— start SUPPLIED MATERIAL —
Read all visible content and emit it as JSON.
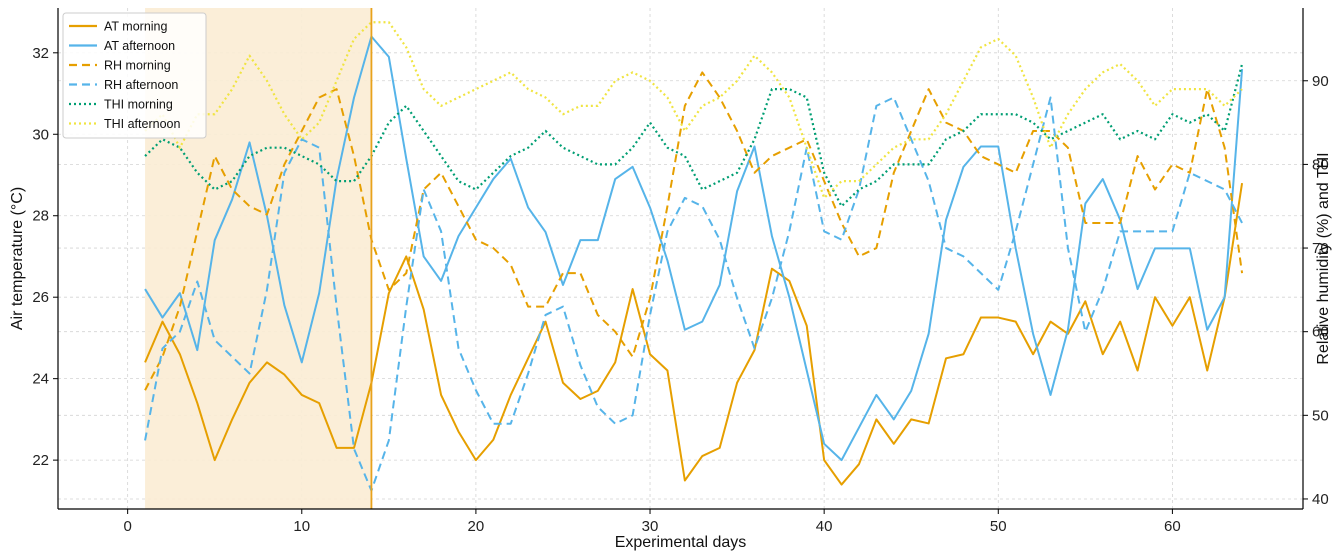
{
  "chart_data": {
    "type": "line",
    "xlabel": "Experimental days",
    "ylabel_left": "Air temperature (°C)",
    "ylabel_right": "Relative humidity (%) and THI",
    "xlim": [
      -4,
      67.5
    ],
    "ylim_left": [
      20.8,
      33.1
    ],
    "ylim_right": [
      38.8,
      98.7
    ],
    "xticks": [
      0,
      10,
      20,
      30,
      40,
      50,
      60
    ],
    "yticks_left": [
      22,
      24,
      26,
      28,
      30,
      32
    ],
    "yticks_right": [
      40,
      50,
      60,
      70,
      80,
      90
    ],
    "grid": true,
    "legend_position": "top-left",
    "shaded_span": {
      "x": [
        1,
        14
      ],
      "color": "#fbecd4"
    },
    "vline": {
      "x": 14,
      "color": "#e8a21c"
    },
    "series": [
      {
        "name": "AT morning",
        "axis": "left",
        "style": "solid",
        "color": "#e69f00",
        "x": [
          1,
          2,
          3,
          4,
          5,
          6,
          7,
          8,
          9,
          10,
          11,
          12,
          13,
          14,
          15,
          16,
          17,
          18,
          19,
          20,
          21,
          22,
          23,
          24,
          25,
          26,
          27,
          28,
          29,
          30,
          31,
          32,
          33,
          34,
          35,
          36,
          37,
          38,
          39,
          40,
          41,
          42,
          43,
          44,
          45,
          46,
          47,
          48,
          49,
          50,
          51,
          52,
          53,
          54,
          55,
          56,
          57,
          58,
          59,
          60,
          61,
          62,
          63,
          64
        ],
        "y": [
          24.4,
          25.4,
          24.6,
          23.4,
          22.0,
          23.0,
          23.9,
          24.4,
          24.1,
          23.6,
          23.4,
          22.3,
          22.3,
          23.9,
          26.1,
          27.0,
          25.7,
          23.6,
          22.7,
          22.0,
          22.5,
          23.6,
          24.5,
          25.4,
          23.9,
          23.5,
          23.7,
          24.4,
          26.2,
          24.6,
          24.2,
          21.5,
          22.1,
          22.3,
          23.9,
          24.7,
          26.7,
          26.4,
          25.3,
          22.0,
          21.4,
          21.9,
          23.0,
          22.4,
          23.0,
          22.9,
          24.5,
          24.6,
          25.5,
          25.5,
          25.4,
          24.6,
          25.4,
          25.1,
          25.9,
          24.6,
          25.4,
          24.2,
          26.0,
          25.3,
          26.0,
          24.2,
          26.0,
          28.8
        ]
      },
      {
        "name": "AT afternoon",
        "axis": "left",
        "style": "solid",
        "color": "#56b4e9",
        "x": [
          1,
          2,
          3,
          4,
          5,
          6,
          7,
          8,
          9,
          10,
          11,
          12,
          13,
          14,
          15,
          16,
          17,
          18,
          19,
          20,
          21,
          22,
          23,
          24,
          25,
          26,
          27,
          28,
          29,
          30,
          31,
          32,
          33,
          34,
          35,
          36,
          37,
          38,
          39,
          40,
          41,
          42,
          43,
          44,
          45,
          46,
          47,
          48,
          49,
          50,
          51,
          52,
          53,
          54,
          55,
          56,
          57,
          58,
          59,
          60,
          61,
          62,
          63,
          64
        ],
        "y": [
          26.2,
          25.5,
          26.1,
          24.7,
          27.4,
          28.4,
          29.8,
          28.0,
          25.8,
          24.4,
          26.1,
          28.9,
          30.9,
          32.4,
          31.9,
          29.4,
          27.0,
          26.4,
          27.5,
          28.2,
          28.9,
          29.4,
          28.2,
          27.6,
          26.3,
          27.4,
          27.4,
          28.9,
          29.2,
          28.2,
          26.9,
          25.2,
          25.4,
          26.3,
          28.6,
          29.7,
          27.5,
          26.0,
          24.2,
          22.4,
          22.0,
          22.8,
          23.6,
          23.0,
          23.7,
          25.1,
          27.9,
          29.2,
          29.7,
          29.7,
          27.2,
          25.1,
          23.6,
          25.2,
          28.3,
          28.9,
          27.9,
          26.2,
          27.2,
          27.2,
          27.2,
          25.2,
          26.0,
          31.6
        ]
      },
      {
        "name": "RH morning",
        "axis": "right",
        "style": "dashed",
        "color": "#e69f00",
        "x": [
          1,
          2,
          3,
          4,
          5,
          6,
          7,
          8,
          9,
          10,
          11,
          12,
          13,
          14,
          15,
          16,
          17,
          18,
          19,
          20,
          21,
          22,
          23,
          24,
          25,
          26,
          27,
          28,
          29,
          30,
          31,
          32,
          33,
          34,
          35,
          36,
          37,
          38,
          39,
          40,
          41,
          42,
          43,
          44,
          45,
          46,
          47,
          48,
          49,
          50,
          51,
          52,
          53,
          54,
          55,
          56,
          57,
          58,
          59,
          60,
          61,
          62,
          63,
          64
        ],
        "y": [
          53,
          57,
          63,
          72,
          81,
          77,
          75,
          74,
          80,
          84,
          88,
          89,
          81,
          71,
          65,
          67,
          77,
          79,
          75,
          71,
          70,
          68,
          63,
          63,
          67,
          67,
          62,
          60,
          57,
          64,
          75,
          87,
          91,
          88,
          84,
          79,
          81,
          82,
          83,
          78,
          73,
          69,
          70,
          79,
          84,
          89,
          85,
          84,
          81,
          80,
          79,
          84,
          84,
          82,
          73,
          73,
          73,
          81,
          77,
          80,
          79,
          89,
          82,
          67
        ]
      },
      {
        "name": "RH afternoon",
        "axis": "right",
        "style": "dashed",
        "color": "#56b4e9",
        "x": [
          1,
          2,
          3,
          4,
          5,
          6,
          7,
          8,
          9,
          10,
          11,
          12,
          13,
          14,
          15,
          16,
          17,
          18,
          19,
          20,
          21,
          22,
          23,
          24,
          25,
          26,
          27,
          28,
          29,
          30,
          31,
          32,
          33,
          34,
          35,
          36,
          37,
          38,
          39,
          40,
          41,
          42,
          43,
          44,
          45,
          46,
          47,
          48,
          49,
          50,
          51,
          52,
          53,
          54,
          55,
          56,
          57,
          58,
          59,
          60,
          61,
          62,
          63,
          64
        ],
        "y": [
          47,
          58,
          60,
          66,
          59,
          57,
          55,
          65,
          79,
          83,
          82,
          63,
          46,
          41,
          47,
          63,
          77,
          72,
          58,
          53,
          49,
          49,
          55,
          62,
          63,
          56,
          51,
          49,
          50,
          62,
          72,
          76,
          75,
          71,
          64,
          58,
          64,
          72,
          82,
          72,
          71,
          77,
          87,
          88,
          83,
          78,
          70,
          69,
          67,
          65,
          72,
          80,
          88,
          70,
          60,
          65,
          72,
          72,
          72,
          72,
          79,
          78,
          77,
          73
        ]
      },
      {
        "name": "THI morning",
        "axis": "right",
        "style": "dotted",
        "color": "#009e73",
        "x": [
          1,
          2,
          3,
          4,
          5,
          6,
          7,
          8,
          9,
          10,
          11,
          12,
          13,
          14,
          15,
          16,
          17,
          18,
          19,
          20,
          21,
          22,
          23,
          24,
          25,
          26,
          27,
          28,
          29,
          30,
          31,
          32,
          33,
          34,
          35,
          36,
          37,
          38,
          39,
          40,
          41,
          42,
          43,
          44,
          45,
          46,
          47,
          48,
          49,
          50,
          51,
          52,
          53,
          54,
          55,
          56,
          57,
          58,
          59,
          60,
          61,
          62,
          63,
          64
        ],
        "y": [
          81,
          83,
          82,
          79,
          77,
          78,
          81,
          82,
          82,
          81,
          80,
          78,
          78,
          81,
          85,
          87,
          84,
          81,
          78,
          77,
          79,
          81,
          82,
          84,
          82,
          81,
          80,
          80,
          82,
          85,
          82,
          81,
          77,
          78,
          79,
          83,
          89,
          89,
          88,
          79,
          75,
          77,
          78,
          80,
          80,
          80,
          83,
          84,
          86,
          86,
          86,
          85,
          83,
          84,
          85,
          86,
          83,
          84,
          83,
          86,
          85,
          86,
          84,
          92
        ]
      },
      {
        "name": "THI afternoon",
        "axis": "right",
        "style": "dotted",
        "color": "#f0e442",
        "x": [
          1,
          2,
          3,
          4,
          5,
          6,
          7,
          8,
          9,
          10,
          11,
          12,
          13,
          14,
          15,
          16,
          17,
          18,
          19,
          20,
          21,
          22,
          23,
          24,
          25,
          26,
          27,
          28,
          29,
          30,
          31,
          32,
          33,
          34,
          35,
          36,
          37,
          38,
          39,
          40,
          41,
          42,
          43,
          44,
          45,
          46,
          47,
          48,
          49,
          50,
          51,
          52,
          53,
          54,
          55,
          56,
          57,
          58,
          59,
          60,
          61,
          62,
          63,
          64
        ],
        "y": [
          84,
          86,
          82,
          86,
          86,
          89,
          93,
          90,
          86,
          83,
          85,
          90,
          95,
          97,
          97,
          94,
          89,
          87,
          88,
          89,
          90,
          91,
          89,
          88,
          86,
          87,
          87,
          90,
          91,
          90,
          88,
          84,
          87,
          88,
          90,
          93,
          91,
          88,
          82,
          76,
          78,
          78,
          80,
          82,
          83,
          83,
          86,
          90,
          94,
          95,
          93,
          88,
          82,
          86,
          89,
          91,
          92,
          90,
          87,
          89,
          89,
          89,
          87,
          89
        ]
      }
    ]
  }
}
— end SUPPLIED MATERIAL —
[WRITTEN EXERCISE]
Set out every line from the material that contains the string "color".

[REPLY]
      "color": "#fbecd4"
      "color": "#e8a21c"
        "color": "#e69f00",
        "color": "#56b4e9",
        "color": "#e69f00",
        "color": "#56b4e9",
        "color": "#009e73",
        "color": "#f0e442",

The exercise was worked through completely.